● Requirement
Wherever "JSON" appears in a line, copy that line.

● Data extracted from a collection
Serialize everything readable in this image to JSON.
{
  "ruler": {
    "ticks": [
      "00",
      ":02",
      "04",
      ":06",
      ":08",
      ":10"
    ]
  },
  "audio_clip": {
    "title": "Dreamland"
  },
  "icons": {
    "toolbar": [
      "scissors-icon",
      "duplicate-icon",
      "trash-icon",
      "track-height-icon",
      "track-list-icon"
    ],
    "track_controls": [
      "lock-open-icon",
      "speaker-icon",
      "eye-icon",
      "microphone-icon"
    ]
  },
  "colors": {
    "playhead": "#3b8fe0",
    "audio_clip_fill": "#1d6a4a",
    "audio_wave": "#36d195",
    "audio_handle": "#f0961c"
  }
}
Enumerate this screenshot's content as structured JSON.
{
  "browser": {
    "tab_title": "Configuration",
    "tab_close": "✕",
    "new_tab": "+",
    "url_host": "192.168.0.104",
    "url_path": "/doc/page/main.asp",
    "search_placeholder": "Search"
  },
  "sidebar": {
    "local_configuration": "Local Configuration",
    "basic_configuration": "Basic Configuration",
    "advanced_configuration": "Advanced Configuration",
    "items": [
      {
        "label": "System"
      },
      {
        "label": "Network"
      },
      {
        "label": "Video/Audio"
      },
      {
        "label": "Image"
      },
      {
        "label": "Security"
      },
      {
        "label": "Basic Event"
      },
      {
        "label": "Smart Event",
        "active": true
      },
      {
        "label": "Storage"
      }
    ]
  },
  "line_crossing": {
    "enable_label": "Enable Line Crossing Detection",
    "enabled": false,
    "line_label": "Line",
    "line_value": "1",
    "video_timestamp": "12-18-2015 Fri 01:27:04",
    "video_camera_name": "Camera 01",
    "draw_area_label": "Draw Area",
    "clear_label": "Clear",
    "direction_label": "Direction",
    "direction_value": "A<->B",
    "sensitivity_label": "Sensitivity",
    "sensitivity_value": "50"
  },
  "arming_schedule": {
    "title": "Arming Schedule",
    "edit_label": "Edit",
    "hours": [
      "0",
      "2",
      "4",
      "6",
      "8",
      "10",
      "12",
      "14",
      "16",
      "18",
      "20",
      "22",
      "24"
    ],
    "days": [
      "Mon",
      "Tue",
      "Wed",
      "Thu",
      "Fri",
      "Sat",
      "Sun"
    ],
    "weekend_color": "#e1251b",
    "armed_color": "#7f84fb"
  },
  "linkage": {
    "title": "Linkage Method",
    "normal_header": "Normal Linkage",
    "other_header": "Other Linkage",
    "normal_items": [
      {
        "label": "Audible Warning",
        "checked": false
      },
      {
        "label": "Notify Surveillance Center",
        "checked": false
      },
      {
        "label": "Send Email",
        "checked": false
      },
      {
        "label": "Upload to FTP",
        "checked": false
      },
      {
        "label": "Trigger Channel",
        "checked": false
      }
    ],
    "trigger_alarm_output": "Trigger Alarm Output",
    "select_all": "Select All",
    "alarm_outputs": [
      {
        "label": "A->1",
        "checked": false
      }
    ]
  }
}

● Reply
Serialize everything readable in this image to JSON.
Enumerate this screenshot's content as structured JSON.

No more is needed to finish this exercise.